• _What this task involves_: Scan the listing below. Report each line that includes "screenshot".
** begin Available records **
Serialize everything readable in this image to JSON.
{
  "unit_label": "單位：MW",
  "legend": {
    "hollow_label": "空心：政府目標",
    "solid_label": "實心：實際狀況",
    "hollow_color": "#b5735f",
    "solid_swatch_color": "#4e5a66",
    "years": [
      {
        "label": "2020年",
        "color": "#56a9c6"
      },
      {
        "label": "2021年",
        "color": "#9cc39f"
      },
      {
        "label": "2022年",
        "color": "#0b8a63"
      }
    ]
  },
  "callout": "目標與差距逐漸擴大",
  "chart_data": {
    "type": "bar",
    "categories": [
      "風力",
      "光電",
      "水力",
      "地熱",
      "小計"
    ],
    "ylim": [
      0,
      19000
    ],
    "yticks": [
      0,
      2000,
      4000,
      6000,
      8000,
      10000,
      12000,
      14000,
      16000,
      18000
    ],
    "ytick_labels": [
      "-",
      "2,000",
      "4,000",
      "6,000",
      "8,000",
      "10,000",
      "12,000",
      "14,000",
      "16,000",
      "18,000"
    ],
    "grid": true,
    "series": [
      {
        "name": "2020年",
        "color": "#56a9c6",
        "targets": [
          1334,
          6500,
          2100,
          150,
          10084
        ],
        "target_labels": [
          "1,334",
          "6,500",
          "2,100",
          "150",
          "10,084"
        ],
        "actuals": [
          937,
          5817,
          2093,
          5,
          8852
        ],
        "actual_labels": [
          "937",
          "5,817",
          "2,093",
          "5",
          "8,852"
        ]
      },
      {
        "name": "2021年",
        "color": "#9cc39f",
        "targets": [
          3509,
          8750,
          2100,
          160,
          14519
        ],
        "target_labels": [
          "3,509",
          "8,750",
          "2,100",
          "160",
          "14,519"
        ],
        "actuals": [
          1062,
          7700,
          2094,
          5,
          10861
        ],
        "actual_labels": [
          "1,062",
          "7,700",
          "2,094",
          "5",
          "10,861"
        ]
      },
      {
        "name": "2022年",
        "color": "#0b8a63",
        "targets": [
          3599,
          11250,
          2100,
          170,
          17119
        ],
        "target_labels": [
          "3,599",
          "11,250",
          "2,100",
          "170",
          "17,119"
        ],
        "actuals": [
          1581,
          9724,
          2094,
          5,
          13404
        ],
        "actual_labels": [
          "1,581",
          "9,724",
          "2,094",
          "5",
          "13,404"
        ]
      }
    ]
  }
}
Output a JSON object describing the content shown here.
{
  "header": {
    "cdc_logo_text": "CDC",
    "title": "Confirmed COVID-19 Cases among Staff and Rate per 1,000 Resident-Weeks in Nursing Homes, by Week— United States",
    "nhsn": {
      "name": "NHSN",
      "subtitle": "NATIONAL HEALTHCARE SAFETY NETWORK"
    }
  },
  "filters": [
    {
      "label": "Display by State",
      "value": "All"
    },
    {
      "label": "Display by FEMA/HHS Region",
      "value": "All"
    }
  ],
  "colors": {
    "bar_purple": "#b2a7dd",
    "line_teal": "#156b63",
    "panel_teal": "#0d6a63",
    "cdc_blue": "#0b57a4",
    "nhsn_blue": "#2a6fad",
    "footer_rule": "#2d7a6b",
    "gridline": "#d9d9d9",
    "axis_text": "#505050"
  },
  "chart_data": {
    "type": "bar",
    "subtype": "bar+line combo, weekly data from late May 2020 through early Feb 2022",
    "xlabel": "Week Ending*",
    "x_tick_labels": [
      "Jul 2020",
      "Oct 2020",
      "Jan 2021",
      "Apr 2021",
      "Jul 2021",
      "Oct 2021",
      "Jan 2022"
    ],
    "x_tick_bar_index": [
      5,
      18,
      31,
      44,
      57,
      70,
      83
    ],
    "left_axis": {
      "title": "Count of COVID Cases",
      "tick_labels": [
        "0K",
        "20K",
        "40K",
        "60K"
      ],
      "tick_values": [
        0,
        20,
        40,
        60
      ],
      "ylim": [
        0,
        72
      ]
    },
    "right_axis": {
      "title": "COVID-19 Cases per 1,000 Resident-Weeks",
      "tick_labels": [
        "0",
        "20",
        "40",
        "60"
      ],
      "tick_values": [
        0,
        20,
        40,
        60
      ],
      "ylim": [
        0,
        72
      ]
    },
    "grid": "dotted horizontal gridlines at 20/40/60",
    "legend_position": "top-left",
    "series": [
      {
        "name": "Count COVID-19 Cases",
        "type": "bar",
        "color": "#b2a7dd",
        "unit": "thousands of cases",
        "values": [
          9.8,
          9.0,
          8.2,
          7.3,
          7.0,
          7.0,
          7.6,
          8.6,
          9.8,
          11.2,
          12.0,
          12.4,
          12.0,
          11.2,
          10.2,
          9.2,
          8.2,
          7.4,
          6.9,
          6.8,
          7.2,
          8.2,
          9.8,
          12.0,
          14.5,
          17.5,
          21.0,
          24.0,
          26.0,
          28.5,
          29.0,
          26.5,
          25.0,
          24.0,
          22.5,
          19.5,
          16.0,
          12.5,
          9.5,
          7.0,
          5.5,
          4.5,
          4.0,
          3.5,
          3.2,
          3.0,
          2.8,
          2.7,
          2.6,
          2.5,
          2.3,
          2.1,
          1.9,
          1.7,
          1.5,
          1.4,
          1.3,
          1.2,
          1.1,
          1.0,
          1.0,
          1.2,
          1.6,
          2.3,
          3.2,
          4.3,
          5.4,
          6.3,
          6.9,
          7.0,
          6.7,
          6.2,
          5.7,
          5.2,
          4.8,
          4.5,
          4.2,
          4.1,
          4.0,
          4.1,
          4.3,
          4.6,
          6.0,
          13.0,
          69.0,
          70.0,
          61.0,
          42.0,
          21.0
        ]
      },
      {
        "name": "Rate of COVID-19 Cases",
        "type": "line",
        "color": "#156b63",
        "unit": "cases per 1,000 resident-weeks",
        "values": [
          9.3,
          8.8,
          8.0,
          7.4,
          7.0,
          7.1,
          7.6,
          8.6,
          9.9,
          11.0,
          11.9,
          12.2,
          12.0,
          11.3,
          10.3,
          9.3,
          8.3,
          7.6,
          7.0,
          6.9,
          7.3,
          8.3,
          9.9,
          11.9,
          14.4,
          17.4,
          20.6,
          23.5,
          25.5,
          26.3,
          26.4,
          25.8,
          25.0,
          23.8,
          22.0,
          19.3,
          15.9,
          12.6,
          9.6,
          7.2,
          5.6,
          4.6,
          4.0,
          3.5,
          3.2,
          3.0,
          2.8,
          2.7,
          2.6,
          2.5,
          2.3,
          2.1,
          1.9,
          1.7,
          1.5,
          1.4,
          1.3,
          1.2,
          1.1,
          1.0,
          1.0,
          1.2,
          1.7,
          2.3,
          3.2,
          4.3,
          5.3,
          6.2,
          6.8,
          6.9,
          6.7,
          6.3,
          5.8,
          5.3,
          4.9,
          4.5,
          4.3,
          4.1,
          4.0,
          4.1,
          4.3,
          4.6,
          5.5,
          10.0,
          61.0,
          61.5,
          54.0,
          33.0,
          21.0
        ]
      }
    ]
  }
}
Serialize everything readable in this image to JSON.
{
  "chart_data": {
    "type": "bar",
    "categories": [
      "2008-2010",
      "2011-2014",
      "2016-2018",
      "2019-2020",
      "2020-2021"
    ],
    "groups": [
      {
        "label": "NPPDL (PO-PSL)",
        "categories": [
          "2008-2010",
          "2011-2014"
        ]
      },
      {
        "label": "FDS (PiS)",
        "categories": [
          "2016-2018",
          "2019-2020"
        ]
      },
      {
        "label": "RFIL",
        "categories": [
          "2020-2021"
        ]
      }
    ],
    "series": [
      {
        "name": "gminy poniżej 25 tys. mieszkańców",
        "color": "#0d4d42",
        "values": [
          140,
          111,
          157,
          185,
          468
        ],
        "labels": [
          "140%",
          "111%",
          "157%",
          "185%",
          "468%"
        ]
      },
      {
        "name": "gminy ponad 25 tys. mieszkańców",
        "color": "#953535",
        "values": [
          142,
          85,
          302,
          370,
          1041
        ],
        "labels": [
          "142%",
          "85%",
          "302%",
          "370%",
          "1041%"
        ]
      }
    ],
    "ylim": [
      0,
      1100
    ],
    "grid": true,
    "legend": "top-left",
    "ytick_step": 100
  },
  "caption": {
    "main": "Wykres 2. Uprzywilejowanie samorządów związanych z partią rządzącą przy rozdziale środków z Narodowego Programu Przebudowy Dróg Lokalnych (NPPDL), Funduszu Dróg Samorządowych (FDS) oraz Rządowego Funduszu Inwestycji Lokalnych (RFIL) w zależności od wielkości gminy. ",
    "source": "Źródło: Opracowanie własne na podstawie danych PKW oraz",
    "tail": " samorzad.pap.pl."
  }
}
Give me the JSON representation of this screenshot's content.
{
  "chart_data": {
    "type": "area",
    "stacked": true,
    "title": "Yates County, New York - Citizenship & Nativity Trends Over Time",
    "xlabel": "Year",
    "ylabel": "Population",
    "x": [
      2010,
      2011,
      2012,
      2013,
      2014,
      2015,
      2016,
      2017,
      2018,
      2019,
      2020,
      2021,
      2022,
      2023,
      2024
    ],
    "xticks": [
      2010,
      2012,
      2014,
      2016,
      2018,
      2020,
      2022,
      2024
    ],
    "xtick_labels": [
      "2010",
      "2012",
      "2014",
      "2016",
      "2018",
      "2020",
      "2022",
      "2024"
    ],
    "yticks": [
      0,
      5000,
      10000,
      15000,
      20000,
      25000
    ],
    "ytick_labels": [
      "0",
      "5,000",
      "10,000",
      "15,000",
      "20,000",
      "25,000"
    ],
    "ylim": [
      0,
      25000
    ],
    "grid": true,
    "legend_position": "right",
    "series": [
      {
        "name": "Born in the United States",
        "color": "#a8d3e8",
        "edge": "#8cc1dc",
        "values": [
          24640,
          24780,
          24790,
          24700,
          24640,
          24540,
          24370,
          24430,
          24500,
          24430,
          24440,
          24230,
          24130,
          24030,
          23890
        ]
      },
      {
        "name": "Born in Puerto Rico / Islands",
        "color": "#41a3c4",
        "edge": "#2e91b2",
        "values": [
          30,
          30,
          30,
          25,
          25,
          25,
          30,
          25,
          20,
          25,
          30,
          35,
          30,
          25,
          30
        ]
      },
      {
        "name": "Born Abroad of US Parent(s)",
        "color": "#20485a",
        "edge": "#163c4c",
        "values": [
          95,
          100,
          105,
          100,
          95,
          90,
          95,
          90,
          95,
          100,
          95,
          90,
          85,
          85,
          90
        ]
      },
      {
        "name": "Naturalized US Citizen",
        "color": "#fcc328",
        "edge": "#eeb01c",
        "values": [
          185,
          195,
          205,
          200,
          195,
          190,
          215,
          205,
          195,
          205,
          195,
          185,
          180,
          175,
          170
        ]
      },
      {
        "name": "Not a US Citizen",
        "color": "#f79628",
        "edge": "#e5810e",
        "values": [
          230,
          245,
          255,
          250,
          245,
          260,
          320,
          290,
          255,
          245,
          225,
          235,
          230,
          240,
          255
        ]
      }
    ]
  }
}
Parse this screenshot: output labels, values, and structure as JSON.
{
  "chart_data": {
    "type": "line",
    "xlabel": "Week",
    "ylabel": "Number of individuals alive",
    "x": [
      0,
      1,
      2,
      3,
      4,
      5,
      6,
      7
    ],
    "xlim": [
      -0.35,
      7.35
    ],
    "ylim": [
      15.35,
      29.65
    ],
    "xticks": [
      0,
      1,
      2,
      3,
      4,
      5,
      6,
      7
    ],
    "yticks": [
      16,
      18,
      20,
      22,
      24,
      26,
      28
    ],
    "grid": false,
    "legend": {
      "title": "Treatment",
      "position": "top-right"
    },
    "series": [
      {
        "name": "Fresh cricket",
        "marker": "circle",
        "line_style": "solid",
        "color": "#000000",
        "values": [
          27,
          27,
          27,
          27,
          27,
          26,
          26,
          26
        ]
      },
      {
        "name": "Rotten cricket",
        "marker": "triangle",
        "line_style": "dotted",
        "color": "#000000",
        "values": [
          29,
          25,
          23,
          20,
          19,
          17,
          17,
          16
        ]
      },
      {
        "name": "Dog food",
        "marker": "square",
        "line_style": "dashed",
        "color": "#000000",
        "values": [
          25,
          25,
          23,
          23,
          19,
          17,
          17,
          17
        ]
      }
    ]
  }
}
** end Available records **
• _The response_:
Give me the JSON representation of this screenshot's content.
Parse this screenshot: output labels, values, and structure as JSON.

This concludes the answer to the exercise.